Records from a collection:
-=-=-

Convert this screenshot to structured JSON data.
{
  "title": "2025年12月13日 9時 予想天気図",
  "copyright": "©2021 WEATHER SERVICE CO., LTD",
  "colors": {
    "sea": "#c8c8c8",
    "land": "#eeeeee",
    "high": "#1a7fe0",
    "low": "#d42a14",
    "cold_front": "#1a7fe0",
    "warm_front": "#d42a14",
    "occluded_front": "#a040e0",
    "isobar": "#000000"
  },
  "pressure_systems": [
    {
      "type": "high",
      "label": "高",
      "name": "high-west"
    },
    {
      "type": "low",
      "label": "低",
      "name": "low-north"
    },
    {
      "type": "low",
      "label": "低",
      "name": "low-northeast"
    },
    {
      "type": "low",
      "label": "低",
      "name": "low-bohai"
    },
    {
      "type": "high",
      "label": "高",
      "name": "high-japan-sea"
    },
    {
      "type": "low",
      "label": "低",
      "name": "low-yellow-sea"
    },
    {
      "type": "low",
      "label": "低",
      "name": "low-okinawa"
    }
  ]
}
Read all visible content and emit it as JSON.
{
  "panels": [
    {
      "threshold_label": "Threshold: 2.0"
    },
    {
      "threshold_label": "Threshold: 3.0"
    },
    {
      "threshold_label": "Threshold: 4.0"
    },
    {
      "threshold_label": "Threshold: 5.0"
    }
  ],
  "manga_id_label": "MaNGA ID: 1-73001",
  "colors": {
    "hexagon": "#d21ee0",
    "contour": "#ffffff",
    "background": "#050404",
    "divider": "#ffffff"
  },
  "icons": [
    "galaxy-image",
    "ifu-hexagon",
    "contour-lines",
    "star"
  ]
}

-=-=-

• _Task statement_:
From the line containing "Read all visible content and emit it as JSON." down to the final line of the data, write out every line exactly; both the first and last of these belong in your answer, and nothing else does.

• _Solution for this problem_:
Read all visible content and emit it as JSON.
{
  "panels": [
    {
      "threshold_label": "Threshold: 2.0"
    },
    {
      "threshold_label": "Threshold: 3.0"
    },
    {
      "threshold_label": "Threshold: 4.0"
    },
    {
      "threshold_label": "Threshold: 5.0"
    }
  ],
  "manga_id_label": "MaNGA ID: 1-73001",
  "colors": {
    "hexagon": "#d21ee0",
    "contour": "#ffffff",
    "background": "#050404",
    "divider": "#ffffff"
  },
  "icons": [
    "galaxy-image",
    "ifu-hexagon",
    "contour-lines",
    "star"
  ]
}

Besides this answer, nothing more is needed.